* TASK:
Pick every line with "negative" from the material below.

Start STORED ROWS

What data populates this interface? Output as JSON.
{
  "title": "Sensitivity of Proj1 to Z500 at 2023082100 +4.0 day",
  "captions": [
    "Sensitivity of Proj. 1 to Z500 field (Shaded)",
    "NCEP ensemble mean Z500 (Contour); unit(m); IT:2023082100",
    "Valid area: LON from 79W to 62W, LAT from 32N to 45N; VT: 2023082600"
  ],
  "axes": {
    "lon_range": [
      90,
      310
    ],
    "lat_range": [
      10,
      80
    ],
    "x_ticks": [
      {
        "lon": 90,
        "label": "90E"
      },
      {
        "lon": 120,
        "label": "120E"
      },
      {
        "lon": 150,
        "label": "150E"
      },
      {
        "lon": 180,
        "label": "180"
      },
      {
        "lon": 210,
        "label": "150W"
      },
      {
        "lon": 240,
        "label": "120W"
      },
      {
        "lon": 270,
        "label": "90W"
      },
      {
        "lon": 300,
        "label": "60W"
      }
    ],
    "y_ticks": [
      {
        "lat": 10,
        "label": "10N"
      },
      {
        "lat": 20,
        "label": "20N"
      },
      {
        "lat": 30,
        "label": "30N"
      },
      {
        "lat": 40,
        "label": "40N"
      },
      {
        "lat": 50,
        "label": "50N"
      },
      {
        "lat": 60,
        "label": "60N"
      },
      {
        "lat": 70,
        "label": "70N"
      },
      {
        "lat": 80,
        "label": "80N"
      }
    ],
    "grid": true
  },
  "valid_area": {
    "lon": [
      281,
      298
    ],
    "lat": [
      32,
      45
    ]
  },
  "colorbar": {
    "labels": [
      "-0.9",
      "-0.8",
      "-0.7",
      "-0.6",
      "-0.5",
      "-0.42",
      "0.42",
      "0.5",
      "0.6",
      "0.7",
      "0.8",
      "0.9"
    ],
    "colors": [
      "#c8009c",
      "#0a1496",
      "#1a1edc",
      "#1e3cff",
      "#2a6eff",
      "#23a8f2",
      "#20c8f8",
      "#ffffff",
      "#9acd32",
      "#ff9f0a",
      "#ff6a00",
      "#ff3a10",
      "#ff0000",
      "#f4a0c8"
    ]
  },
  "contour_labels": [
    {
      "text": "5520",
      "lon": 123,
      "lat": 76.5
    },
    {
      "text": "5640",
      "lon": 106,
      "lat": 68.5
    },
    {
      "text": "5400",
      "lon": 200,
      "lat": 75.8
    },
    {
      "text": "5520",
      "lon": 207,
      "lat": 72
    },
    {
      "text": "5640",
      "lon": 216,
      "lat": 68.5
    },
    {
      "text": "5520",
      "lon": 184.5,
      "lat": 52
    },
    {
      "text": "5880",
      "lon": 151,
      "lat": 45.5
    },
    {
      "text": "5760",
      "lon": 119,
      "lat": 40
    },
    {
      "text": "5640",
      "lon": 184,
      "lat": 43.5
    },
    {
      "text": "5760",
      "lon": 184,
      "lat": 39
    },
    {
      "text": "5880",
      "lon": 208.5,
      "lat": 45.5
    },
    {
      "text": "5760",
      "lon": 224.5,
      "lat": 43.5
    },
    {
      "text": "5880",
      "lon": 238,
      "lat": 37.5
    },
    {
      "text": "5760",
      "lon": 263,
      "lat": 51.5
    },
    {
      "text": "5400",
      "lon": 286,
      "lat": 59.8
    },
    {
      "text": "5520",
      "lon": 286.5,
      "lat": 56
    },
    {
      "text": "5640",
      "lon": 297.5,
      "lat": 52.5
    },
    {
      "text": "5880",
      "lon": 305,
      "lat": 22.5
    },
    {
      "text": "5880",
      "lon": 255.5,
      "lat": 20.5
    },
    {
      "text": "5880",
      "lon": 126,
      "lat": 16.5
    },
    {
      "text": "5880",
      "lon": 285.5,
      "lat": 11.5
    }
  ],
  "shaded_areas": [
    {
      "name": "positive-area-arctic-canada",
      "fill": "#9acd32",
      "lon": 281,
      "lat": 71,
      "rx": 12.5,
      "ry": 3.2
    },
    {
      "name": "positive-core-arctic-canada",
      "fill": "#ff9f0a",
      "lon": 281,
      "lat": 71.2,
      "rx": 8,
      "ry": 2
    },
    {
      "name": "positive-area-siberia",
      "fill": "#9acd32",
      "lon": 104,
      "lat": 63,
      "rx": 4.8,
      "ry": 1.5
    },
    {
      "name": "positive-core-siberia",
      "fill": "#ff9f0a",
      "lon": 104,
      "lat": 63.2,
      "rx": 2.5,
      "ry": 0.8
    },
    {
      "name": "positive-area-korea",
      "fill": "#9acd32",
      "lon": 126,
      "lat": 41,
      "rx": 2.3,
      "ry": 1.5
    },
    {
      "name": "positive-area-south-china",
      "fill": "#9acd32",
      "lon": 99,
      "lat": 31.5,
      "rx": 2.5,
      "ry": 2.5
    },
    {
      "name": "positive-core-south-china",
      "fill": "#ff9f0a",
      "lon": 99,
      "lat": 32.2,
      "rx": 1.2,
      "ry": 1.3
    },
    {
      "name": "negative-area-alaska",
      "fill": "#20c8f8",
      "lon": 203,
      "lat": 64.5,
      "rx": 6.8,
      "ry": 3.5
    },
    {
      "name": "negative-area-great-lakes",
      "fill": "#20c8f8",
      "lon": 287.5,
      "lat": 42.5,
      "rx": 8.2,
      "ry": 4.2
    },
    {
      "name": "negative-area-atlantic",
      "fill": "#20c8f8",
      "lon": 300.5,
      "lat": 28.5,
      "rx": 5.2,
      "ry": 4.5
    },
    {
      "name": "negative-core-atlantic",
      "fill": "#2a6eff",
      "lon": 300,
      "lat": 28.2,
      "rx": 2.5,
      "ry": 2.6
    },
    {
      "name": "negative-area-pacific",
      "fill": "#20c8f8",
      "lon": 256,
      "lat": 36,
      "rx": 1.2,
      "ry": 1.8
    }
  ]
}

End STORED ROWS

* SOLVED EXERCISE:
      "name": "negative-area-alaska",
      "name": "negative-area-great-lakes",
      "name": "negative-area-atlantic",
      "name": "negative-core-atlantic",
      "name": "negative-area-pacific",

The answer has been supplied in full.